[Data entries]
=-=-=-=-=

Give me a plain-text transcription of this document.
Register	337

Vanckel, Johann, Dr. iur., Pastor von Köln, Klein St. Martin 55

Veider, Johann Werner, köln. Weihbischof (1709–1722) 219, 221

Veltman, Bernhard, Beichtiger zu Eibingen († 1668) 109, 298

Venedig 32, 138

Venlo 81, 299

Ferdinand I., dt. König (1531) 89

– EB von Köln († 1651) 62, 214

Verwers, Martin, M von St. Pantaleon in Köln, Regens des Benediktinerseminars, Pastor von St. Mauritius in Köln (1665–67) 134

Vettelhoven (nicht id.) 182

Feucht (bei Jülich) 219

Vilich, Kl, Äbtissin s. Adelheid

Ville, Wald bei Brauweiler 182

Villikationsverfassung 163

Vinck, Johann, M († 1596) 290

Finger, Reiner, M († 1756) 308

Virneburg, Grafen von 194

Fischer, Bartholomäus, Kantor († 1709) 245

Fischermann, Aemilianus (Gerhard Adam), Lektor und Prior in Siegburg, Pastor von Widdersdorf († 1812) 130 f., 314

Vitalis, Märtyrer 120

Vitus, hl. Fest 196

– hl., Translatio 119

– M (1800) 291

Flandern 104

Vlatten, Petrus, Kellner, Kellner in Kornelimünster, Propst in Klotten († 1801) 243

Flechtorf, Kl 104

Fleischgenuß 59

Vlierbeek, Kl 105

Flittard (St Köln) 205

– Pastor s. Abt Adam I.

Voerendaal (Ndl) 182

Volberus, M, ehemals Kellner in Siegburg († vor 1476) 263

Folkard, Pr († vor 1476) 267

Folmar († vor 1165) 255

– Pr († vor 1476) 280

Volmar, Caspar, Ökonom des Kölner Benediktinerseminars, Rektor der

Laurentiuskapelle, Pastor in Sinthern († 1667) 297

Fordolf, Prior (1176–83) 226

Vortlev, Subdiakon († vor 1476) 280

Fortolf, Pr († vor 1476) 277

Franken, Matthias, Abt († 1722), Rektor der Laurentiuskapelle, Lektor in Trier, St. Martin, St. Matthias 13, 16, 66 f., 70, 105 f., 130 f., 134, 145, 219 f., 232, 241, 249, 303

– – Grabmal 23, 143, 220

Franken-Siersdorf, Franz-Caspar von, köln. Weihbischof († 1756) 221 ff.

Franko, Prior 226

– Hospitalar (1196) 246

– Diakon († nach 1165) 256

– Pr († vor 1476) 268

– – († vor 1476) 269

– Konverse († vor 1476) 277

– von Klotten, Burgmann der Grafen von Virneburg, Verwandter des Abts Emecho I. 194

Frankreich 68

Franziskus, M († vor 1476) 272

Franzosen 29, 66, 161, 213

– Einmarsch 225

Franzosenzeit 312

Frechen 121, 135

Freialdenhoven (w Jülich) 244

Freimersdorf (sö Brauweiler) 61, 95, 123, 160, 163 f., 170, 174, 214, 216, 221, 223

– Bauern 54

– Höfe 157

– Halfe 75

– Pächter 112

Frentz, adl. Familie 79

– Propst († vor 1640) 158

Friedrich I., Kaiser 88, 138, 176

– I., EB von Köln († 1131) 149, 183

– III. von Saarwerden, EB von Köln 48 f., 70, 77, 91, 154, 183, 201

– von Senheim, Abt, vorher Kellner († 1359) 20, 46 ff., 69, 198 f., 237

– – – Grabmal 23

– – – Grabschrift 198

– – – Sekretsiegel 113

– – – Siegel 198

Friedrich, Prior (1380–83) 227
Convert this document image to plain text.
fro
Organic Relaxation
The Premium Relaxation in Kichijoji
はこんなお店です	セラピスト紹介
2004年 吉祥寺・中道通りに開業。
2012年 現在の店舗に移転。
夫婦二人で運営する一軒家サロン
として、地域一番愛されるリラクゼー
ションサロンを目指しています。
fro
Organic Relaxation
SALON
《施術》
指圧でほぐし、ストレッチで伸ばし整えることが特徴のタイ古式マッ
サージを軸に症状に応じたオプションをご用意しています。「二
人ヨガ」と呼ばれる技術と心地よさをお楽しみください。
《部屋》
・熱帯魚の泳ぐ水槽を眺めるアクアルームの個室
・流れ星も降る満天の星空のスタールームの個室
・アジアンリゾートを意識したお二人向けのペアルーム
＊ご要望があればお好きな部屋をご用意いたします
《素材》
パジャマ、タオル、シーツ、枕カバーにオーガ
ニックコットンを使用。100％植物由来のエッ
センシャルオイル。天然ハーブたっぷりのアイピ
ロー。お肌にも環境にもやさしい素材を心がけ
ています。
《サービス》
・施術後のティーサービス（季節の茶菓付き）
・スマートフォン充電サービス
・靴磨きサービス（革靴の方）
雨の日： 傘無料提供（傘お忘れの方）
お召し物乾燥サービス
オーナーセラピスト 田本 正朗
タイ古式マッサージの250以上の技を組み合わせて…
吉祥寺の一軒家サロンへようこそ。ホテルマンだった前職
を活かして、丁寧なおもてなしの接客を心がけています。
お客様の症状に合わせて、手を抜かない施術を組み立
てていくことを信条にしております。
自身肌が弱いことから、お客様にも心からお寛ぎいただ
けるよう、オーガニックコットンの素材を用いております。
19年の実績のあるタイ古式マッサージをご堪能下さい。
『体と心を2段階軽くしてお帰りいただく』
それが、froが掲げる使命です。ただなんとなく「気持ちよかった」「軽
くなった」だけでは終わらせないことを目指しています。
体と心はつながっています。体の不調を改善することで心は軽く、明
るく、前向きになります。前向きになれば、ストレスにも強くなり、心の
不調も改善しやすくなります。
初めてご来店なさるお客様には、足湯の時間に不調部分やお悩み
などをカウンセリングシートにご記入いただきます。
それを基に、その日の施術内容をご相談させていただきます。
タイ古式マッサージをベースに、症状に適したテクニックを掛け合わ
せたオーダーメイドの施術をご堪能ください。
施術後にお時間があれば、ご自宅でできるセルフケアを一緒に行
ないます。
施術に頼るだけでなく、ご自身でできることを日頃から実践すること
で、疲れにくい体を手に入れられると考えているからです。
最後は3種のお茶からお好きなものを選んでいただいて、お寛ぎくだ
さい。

=-=-=-=-=

Output all preceding records character for character.

* FINAL RESULT *
Give me a plain-text transcription of this document.
Register	337

Vanckel, Johann, Dr. iur., Pastor von Köln, Klein St. Martin 55

Veider, Johann Werner, köln. Weihbischof (1709–1722) 219, 221

Veltman, Bernhard, Beichtiger zu Eibingen († 1668) 109, 298

Venedig 32, 138

Venlo 81, 299

Ferdinand I., dt. König (1531) 89

– EB von Köln († 1651) 62, 214

Verwers, Martin, M von St. Pantaleon in Köln, Regens des Benediktinerseminars, Pastor von St. Mauritius in Köln (1665–67) 134

Vettelhoven (nicht id.) 182

Feucht (bei Jülich) 219

Vilich, Kl, Äbtissin s. Adelheid

Ville, Wald bei Brauweiler 182

Villikationsverfassung 163

Vinck, Johann, M († 1596) 290

Finger, Reiner, M († 1756) 308

Virneburg, Grafen von 194

Fischer, Bartholomäus, Kantor († 1709) 245

Fischermann, Aemilianus (Gerhard Adam), Lektor und Prior in Siegburg, Pastor von Widdersdorf († 1812) 130 f., 314

Vitalis, Märtyrer 120

Vitus, hl. Fest 196

– hl., Translatio 119

– M (1800) 291

Flandern 104

Vlatten, Petrus, Kellner, Kellner in Kornelimünster, Propst in Klotten († 1801) 243

Flechtorf, Kl 104

Fleischgenuß 59

Vlierbeek, Kl 105

Flittard (St Köln) 205

– Pastor s. Abt Adam I.

Voerendaal (Ndl) 182

Volberus, M, ehemals Kellner in Siegburg († vor 1476) 263

Folkard, Pr († vor 1476) 267

Folmar († vor 1165) 255

– Pr († vor 1476) 280

Volmar, Caspar, Ökonom des Kölner Benediktinerseminars, Rektor der

Laurentiuskapelle, Pastor in Sinthern († 1667) 297

Fordolf, Prior (1176–83) 226

Vortlev, Subdiakon († vor 1476) 280

Fortolf, Pr († vor 1476) 277

Franken, Matthias, Abt († 1722), Rektor der Laurentiuskapelle, Lektor in Trier, St. Martin, St. Matthias 13, 16, 66 f., 70, 105 f., 130 f., 134, 145, 219 f., 232, 241, 249, 303

– – Grabmal 23, 143, 220

Franken-Siersdorf, Franz-Caspar von, köln. Weihbischof († 1756) 221 ff.

Franko, Prior 226

– Hospitalar (1196) 246

– Diakon († nach 1165) 256

– Pr († vor 1476) 268

– – († vor 1476) 269

– Konverse († vor 1476) 277

– von Klotten, Burgmann der Grafen von Virneburg, Verwandter des Abts Emecho I. 194

Frankreich 68

Franziskus, M († vor 1476) 272

Franzosen 29, 66, 161, 213

– Einmarsch 225

Franzosenzeit 312

Frechen 121, 135

Freialdenhoven (w Jülich) 244

Freimersdorf (sö Brauweiler) 61, 95, 123, 160, 163 f., 170, 174, 214, 216, 221, 223

– Bauern 54

– Höfe 157

– Halfe 75

– Pächter 112

Frentz, adl. Familie 79

– Propst († vor 1640) 158

Friedrich I., Kaiser 88, 138, 176

– I., EB von Köln († 1131) 149, 183

– III. von Saarwerden, EB von Köln 48 f., 70, 77, 91, 154, 183, 201

– von Senheim, Abt, vorher Kellner († 1359) 20, 46 ff., 69, 198 f., 237

– – – Grabmal 23

– – – Grabschrift 198

– – – Sekretsiegel 113

– – – Siegel 198

Friedrich, Prior (1380–83) 227
Convert this document image to plain text.
fro
Organic Relaxation
The Premium Relaxation in Kichijoji
はこんなお店です	セラピスト紹介
2004年 吉祥寺・中道通りに開業。
2012年 現在の店舗に移転。
夫婦二人で運営する一軒家サロン
として、地域一番愛されるリラクゼー
ションサロンを目指しています。
fro
Organic Relaxation
SALON
《施術》
指圧でほぐし、ストレッチで伸ばし整えることが特徴のタイ古式マッ
サージを軸に症状に応じたオプションをご用意しています。「二
人ヨガ」と呼ばれる技術と心地よさをお楽しみください。
《部屋》
・熱帯魚の泳ぐ水槽を眺めるアクアルームの個室
・流れ星も降る満天の星空のスタールームの個室
・アジアンリゾートを意識したお二人向けのペアルーム
＊ご要望があればお好きな部屋をご用意いたします
《素材》
パジャマ、タオル、シーツ、枕カバーにオーガ
ニックコットンを使用。100％植物由来のエッ
センシャルオイル。天然ハーブたっぷりのアイピ
ロー。お肌にも環境にもやさしい素材を心がけ
ています。
《サービス》
・施術後のティーサービス（季節の茶菓付き）
・スマートフォン充電サービス
・靴磨きサービス（革靴の方）
雨の日： 傘無料提供（傘お忘れの方）
お召し物乾燥サービス
オーナーセラピスト 田本 正朗
タイ古式マッサージの250以上の技を組み合わせて…
吉祥寺の一軒家サロンへようこそ。ホテルマンだった前職
を活かして、丁寧なおもてなしの接客を心がけています。
お客様の症状に合わせて、手を抜かない施術を組み立
てていくことを信条にしております。
自身肌が弱いことから、お客様にも心からお寛ぎいただ
けるよう、オーガニックコットンの素材を用いております。
19年の実績のあるタイ古式マッサージをご堪能下さい。
『体と心を2段階軽くしてお帰りいただく』
それが、froが掲げる使命です。ただなんとなく「気持ちよかった」「軽
くなった」だけでは終わらせないことを目指しています。
体と心はつながっています。体の不調を改善することで心は軽く、明
るく、前向きになります。前向きになれば、ストレスにも強くなり、心の
不調も改善しやすくなります。
初めてご来店なさるお客様には、足湯の時間に不調部分やお悩み
などをカウンセリングシートにご記入いただきます。
それを基に、その日の施術内容をご相談させていただきます。
タイ古式マッサージをベースに、症状に適したテクニックを掛け合わ
せたオーダーメイドの施術をご堪能ください。
施術後にお時間があれば、ご自宅でできるセルフケアを一緒に行
ないます。
施術に頼るだけでなく、ご自身でできることを日頃から実践すること
で、疲れにくい体を手に入れられると考えているからです。
最後は3種のお茶からお好きなものを選んでいただいて、お寛ぎくだ
さい。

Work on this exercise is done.